- What is needed: Among the entries below, find the lines with "Bandwidth" and copy them.

--------

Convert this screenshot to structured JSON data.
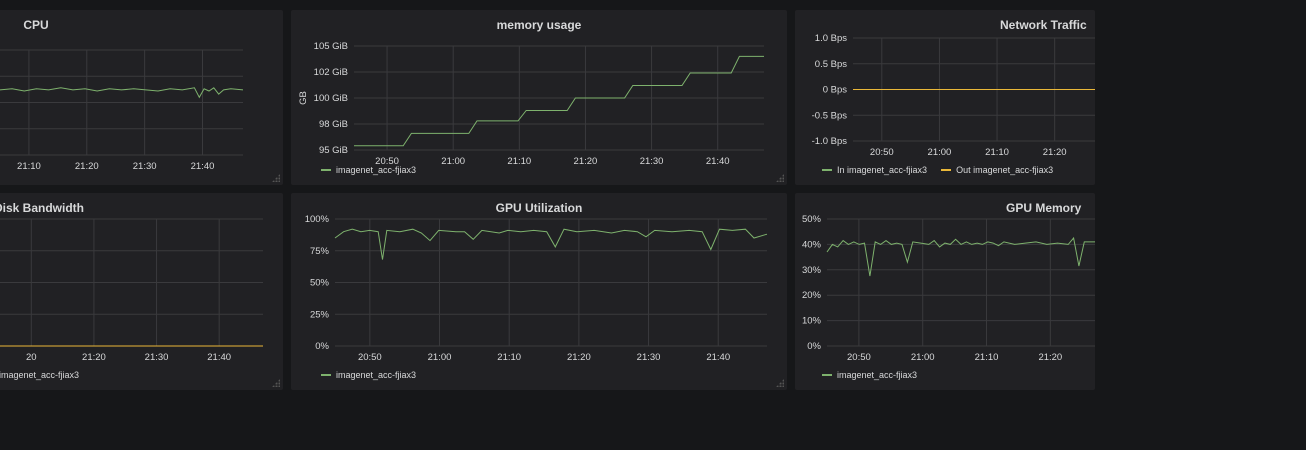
{
  "colors": {
    "green": "#7eb26d",
    "yellow": "#eab839",
    "grid": "#3a3a3d",
    "text": "#d8d9da"
  },
  "panels": {
    "cpu": {
      "title": "CPU"
    },
    "memory": {
      "title": "memory usage"
    },
    "network": {
      "title": "Network Traffic"
    },
    "disk": {
      "title": "Disk Bandwidth"
    },
    "gpu_util": {
      "title": "GPU Utilization"
    },
    "gpu_mem": {
      "title": "GPU Memory"
    }
  },
  "chart_data": [
    {
      "id": "cpu",
      "type": "line",
      "title": "CPU",
      "x_ticks": [
        "21:10",
        "21:20",
        "21:30",
        "21:40"
      ],
      "y_ticks": [],
      "legend": [],
      "series": [
        {
          "color": "#7eb26d",
          "points": [
            [
              0,
              0.62
            ],
            [
              0.05,
              0.63
            ],
            [
              0.1,
              0.61
            ],
            [
              0.15,
              0.63
            ],
            [
              0.2,
              0.62
            ],
            [
              0.25,
              0.64
            ],
            [
              0.3,
              0.62
            ],
            [
              0.35,
              0.63
            ],
            [
              0.4,
              0.61
            ],
            [
              0.45,
              0.63
            ],
            [
              0.5,
              0.62
            ],
            [
              0.55,
              0.63
            ],
            [
              0.6,
              0.62
            ],
            [
              0.65,
              0.61
            ],
            [
              0.7,
              0.63
            ],
            [
              0.75,
              0.62
            ],
            [
              0.8,
              0.64
            ],
            [
              0.82,
              0.55
            ],
            [
              0.84,
              0.63
            ],
            [
              0.86,
              0.61
            ],
            [
              0.88,
              0.64
            ],
            [
              0.9,
              0.58
            ],
            [
              0.92,
              0.62
            ],
            [
              0.95,
              0.63
            ],
            [
              1,
              0.62
            ]
          ]
        }
      ]
    },
    {
      "id": "memory",
      "type": "line",
      "title": "memory usage",
      "ylabel": "GB",
      "x_ticks": [
        "20:50",
        "21:00",
        "21:10",
        "21:20",
        "21:30",
        "21:40"
      ],
      "y_ticks": [
        "105 GiB",
        "102 GiB",
        "100 GiB",
        "98 GiB",
        "95 GiB"
      ],
      "legend": [
        {
          "label": "imagenet_acc-fjiax3",
          "color": "#7eb26d"
        }
      ],
      "series": [
        {
          "color": "#7eb26d",
          "points": [
            [
              0,
              0.04
            ],
            [
              0.12,
              0.04
            ],
            [
              0.14,
              0.16
            ],
            [
              0.28,
              0.16
            ],
            [
              0.3,
              0.28
            ],
            [
              0.4,
              0.28
            ],
            [
              0.42,
              0.38
            ],
            [
              0.52,
              0.38
            ],
            [
              0.54,
              0.5
            ],
            [
              0.66,
              0.5
            ],
            [
              0.68,
              0.62
            ],
            [
              0.8,
              0.62
            ],
            [
              0.82,
              0.74
            ],
            [
              0.92,
              0.74
            ],
            [
              0.94,
              0.9
            ],
            [
              1,
              0.9
            ]
          ]
        }
      ]
    },
    {
      "id": "network",
      "type": "line",
      "title": "Network Traffic",
      "x_ticks": [
        "20:50",
        "21:00",
        "21:10",
        "21:20"
      ],
      "y_ticks": [
        "1.0 Bps",
        "0.5 Bps",
        "0 Bps",
        "-0.5 Bps",
        "-1.0 Bps"
      ],
      "legend": [
        {
          "label": "In imagenet_acc-fjiax3",
          "color": "#7eb26d"
        },
        {
          "label": "Out imagenet_acc-fjiax3",
          "color": "#eab839"
        }
      ],
      "series": [
        {
          "color": "#7eb26d",
          "points": [
            [
              0,
              0.5
            ],
            [
              1,
              0.5
            ]
          ]
        },
        {
          "color": "#eab839",
          "points": [
            [
              0,
              0.5
            ],
            [
              1,
              0.5
            ]
          ]
        }
      ]
    },
    {
      "id": "disk",
      "type": "line",
      "title": "Disk Bandwidth",
      "x_ticks": [
        "20",
        "21:20",
        "21:30",
        "21:40"
      ],
      "y_ticks": [],
      "legend": [
        {
          "label": "imagenet_acc-fjiax3",
          "color": "#7eb26d"
        }
      ],
      "series": [
        {
          "color": "#7eb26d",
          "points": [
            [
              0,
              0
            ],
            [
              1,
              0
            ]
          ]
        },
        {
          "color": "#eab839",
          "points": [
            [
              0,
              0
            ],
            [
              1,
              0
            ]
          ]
        }
      ]
    },
    {
      "id": "gpu_util",
      "type": "line",
      "title": "GPU Utilization",
      "x_ticks": [
        "20:50",
        "21:00",
        "21:10",
        "21:20",
        "21:30",
        "21:40"
      ],
      "y_ticks": [
        "100%",
        "75%",
        "50%",
        "25%",
        "0%"
      ],
      "legend": [
        {
          "label": "imagenet_acc-fjiax3",
          "color": "#7eb26d"
        }
      ],
      "series": [
        {
          "color": "#7eb26d",
          "points": [
            [
              0,
              0.85
            ],
            [
              0.02,
              0.9
            ],
            [
              0.04,
              0.92
            ],
            [
              0.06,
              0.9
            ],
            [
              0.08,
              0.91
            ],
            [
              0.1,
              0.9
            ],
            [
              0.11,
              0.68
            ],
            [
              0.12,
              0.91
            ],
            [
              0.15,
              0.9
            ],
            [
              0.18,
              0.92
            ],
            [
              0.2,
              0.89
            ],
            [
              0.22,
              0.83
            ],
            [
              0.24,
              0.91
            ],
            [
              0.28,
              0.9
            ],
            [
              0.3,
              0.9
            ],
            [
              0.32,
              0.84
            ],
            [
              0.34,
              0.91
            ],
            [
              0.38,
              0.89
            ],
            [
              0.4,
              0.91
            ],
            [
              0.43,
              0.9
            ],
            [
              0.46,
              0.91
            ],
            [
              0.49,
              0.9
            ],
            [
              0.51,
              0.78
            ],
            [
              0.53,
              0.92
            ],
            [
              0.56,
              0.9
            ],
            [
              0.6,
              0.91
            ],
            [
              0.64,
              0.89
            ],
            [
              0.67,
              0.91
            ],
            [
              0.7,
              0.9
            ],
            [
              0.72,
              0.86
            ],
            [
              0.74,
              0.91
            ],
            [
              0.78,
              0.9
            ],
            [
              0.82,
              0.91
            ],
            [
              0.85,
              0.9
            ],
            [
              0.87,
              0.76
            ],
            [
              0.89,
              0.92
            ],
            [
              0.92,
              0.91
            ],
            [
              0.95,
              0.92
            ],
            [
              0.97,
              0.85
            ],
            [
              1,
              0.88
            ]
          ]
        }
      ]
    },
    {
      "id": "gpu_mem",
      "type": "line",
      "title": "GPU Memory",
      "x_ticks": [
        "20:50",
        "21:00",
        "21:10",
        "21:20"
      ],
      "y_ticks": [
        "50%",
        "40%",
        "30%",
        "20%",
        "10%",
        "0%"
      ],
      "legend": [
        {
          "label": "imagenet_acc-fjiax3",
          "color": "#7eb26d"
        }
      ],
      "series": [
        {
          "color": "#7eb26d",
          "points": [
            [
              0,
              0.74
            ],
            [
              0.02,
              0.8
            ],
            [
              0.04,
              0.78
            ],
            [
              0.06,
              0.83
            ],
            [
              0.08,
              0.8
            ],
            [
              0.1,
              0.82
            ],
            [
              0.12,
              0.8
            ],
            [
              0.14,
              0.81
            ],
            [
              0.16,
              0.55
            ],
            [
              0.18,
              0.82
            ],
            [
              0.2,
              0.8
            ],
            [
              0.22,
              0.83
            ],
            [
              0.24,
              0.8
            ],
            [
              0.26,
              0.81
            ],
            [
              0.28,
              0.8
            ],
            [
              0.3,
              0.66
            ],
            [
              0.32,
              0.82
            ],
            [
              0.35,
              0.81
            ],
            [
              0.38,
              0.8
            ],
            [
              0.4,
              0.83
            ],
            [
              0.42,
              0.78
            ],
            [
              0.44,
              0.81
            ],
            [
              0.46,
              0.8
            ],
            [
              0.48,
              0.84
            ],
            [
              0.5,
              0.8
            ],
            [
              0.52,
              0.82
            ],
            [
              0.54,
              0.8
            ],
            [
              0.56,
              0.81
            ],
            [
              0.58,
              0.8
            ],
            [
              0.6,
              0.82
            ],
            [
              0.62,
              0.81
            ],
            [
              0.64,
              0.79
            ],
            [
              0.66,
              0.82
            ],
            [
              0.7,
              0.8
            ],
            [
              0.74,
              0.81
            ],
            [
              0.78,
              0.82
            ],
            [
              0.82,
              0.8
            ],
            [
              0.86,
              0.81
            ],
            [
              0.9,
              0.8
            ],
            [
              0.92,
              0.85
            ],
            [
              0.94,
              0.63
            ],
            [
              0.96,
              0.82
            ],
            [
              1,
              0.82
            ]
          ]
        }
      ]
    }
  ]
}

--------

- Solution to this task:
      "title": "Disk Bandwidth"
      "title": "Disk Bandwidth",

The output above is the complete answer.